Objective
Send each entry back exactly as given, pictures excluded.

Records shown
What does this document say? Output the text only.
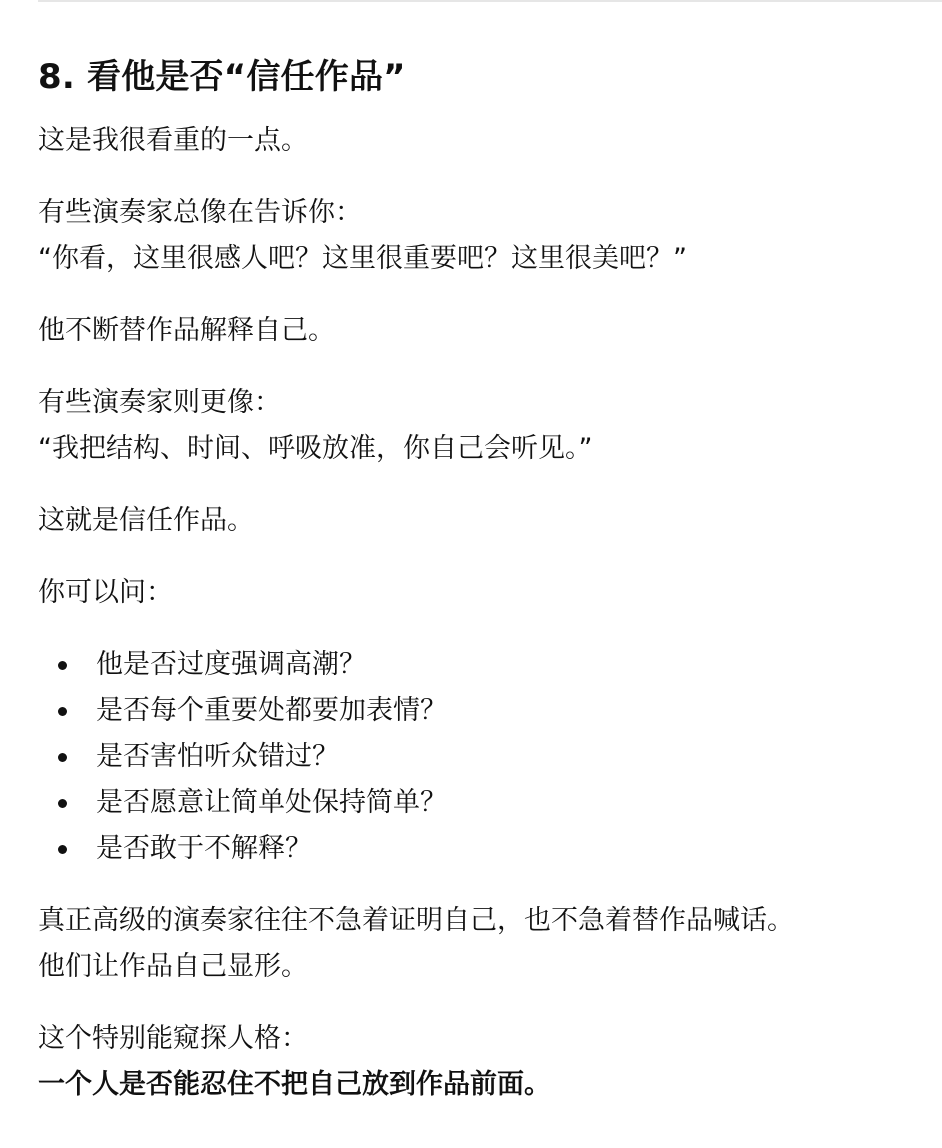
8. 看他是否“信任作品”

这是我很看重的一点。

有些演奏家总像在告诉你：
“你看，这里很感人吧？这里很重要吧？这里很美吧？”

他不断替作品解释自己。

有些演奏家则更像：
“我把结构、时间、呼吸放准，你自己会听见。”

这就是信任作品。

你可以问：

他是否过度强调高潮？
是否每个重要处都要加表情？
是否害怕听众错过？
是否愿意让简单处保持简单？
是否敢于不解释？

真正高级的演奏家往往不急着证明自己，也不急着替作品喊话。
他们让作品自己显形。

这个特别能窥探人格：
一个人是否能忍住不把自己放到作品前面。
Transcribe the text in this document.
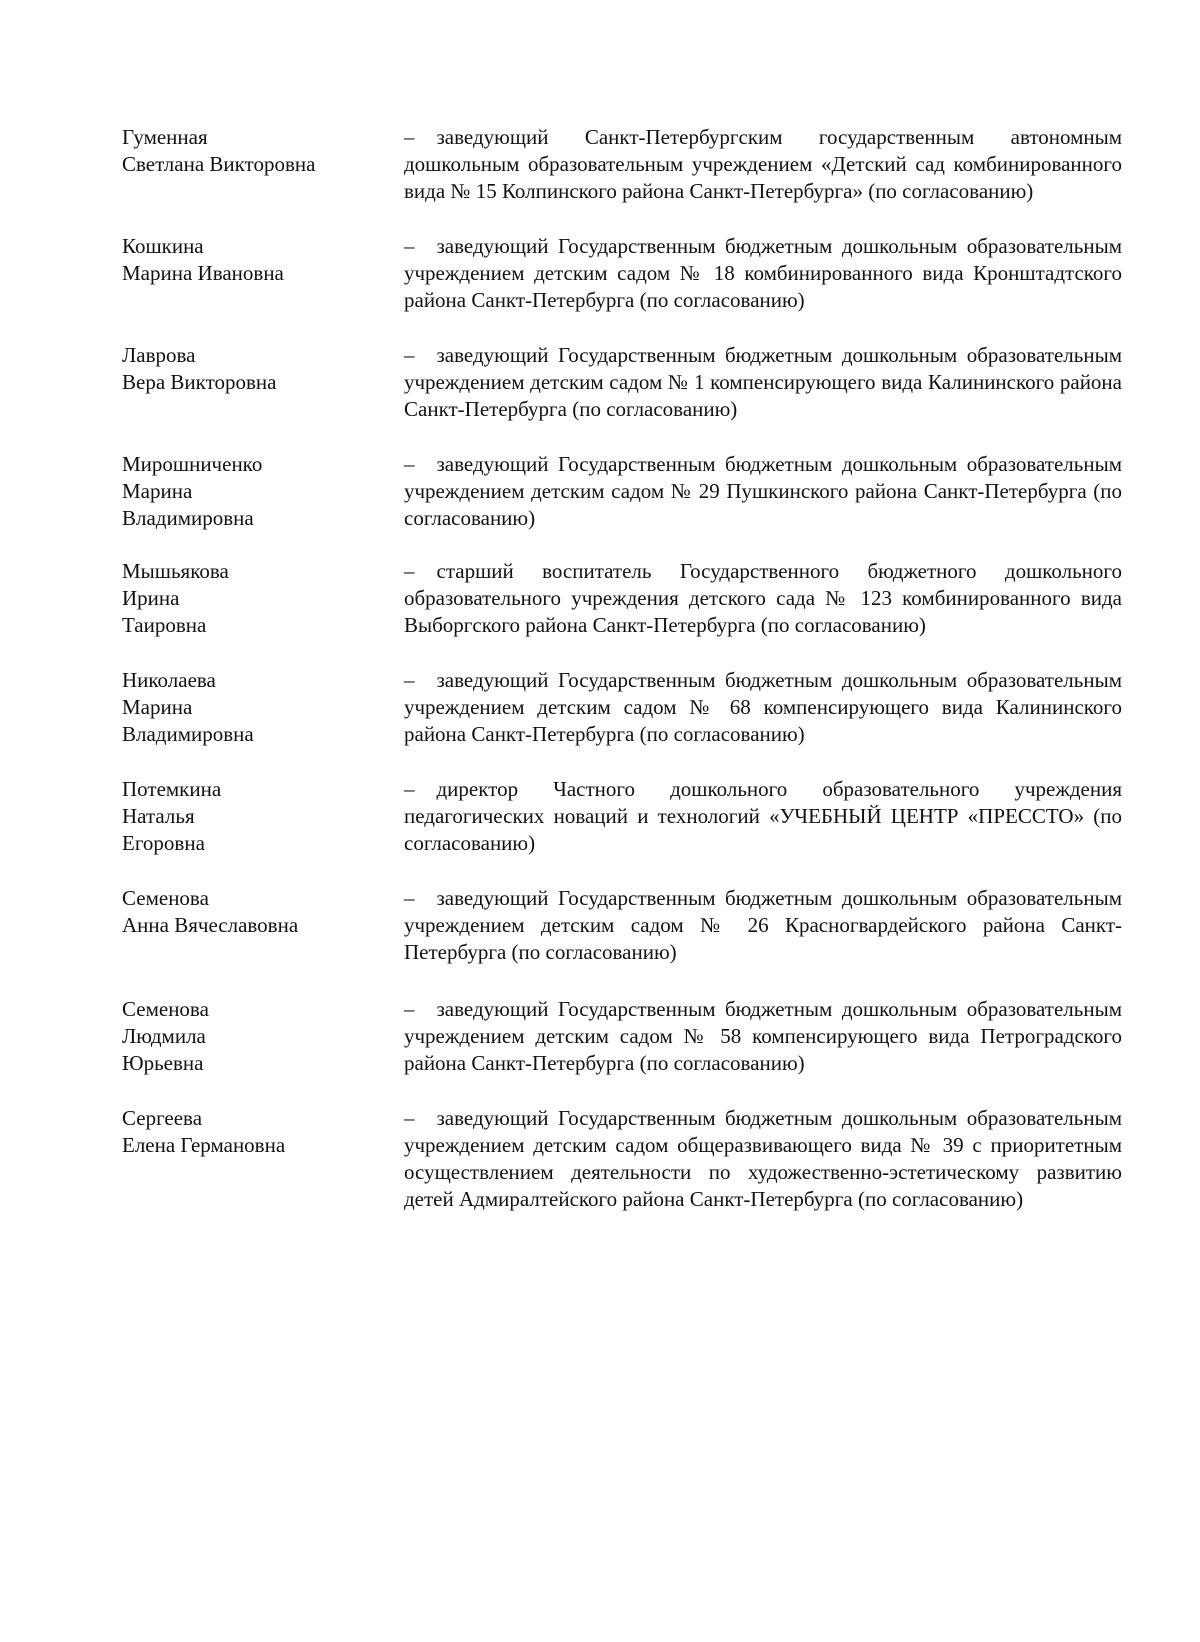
Гуменная
Светлана Викторовна
– заведующий Санкт-Петербургским государственным автономным дошкольным образовательным учреждением «Детский сад комбинированного вида № 15 Колпинского района Санкт-Петербурга» (по согласованию)
Кошкина
Марина Ивановна
– заведующий Государственным бюджетным дошкольным образовательным учреждением детским садом № 18 комбинированного вида Кронштадтского района Санкт-Петербурга (по согласованию)
Лаврова
Вера Викторовна
– заведующий Государственным бюджетным дошкольным образовательным учреждением детским садом № 1 компенсирующего вида Калининского района Санкт-Петербурга (по согласованию)
Мирошниченко
Марина
Владимировна
– заведующий Государственным бюджетным дошкольным образовательным учреждением детским садом № 29 Пушкинского района Санкт-Петербурга (по согласованию)
Мышьякова
Ирина
Таировна
– старший воспитатель Государственного бюджетного дошкольного образовательного учреждения детского сада № 123 комбинированного вида Выборгского района Санкт-Петербурга (по согласованию)
Николаева
Марина
Владимировна
– заведующий Государственным бюджетным дошкольным образовательным учреждением детским садом № 68 компенсирующего вида Калининского района Санкт-Петербурга (по согласованию)
Потемкина
Наталья
Егоровна
– директор Частного дошкольного образовательного учреждения педагогических новаций и технологий «УЧЕБНЫЙ ЦЕНТР «ПРЕССТО» (по согласованию)
Семенова
Анна Вячеславовна
– заведующий Государственным бюджетным дошкольным образовательным учреждением детским садом № 26 Красногвардейского района Санкт-Петербурга (по согласованию)
Семенова
Людмила
Юрьевна
– заведующий Государственным бюджетным дошкольным образовательным учреждением детским садом № 58 компенсирующего вида Петроградского района Санкт-Петербурга (по согласованию)
Сергеева
Елена Германовна
– заведующий Государственным бюджетным дошкольным образовательным учреждением детским садом общеразвивающего вида № 39 с приоритетным осуществлением деятельности по художественно-эстетическому развитию детей Адмиралтейского района Санкт-Петербурга (по согласованию)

Response
What does this document say? Output the text only.
8. 看他是否“信任作品”

这是我很看重的一点。

有些演奏家总像在告诉你：
“你看，这里很感人吧？这里很重要吧？这里很美吧？”

他不断替作品解释自己。

有些演奏家则更像：
“我把结构、时间、呼吸放准，你自己会听见。”

这就是信任作品。

你可以问：

他是否过度强调高潮？
是否每个重要处都要加表情？
是否害怕听众错过？
是否愿意让简单处保持简单？
是否敢于不解释？

真正高级的演奏家往往不急着证明自己，也不急着替作品喊话。
他们让作品自己显形。

这个特别能窥探人格：
一个人是否能忍住不把自己放到作品前面。
Transcribe the text in this document.
Гуменная
Светлана Викторовна
– заведующий Санкт-Петербургским государственным автономным дошкольным образовательным учреждением «Детский сад комбинированного вида № 15 Колпинского района Санкт-Петербурга» (по согласованию)
Кошкина
Марина Ивановна
– заведующий Государственным бюджетным дошкольным образовательным учреждением детским садом № 18 комбинированного вида Кронштадтского района Санкт-Петербурга (по согласованию)
Лаврова
Вера Викторовна
– заведующий Государственным бюджетным дошкольным образовательным учреждением детским садом № 1 компенсирующего вида Калининского района Санкт-Петербурга (по согласованию)
Мирошниченко
Марина
Владимировна
– заведующий Государственным бюджетным дошкольным образовательным учреждением детским садом № 29 Пушкинского района Санкт-Петербурга (по согласованию)
Мышьякова
Ирина
Таировна
– старший воспитатель Государственного бюджетного дошкольного образовательного учреждения детского сада № 123 комбинированного вида Выборгского района Санкт-Петербурга (по согласованию)
Николаева
Марина
Владимировна
– заведующий Государственным бюджетным дошкольным образовательным учреждением детским садом № 68 компенсирующего вида Калининского района Санкт-Петербурга (по согласованию)
Потемкина
Наталья
Егоровна
– директор Частного дошкольного образовательного учреждения педагогических новаций и технологий «УЧЕБНЫЙ ЦЕНТР «ПРЕССТО» (по согласованию)
Семенова
Анна Вячеславовна
– заведующий Государственным бюджетным дошкольным образовательным учреждением детским садом № 26 Красногвардейского района Санкт-Петербурга (по согласованию)
Семенова
Людмила
Юрьевна
– заведующий Государственным бюджетным дошкольным образовательным учреждением детским садом № 58 компенсирующего вида Петроградского района Санкт-Петербурга (по согласованию)
Сергеева
Елена Германовна
– заведующий Государственным бюджетным дошкольным образовательным учреждением детским садом общеразвивающего вида № 39 с приоритетным осуществлением деятельности по художественно-эстетическому развитию детей Адмиралтейского района Санкт-Петербурга (по согласованию)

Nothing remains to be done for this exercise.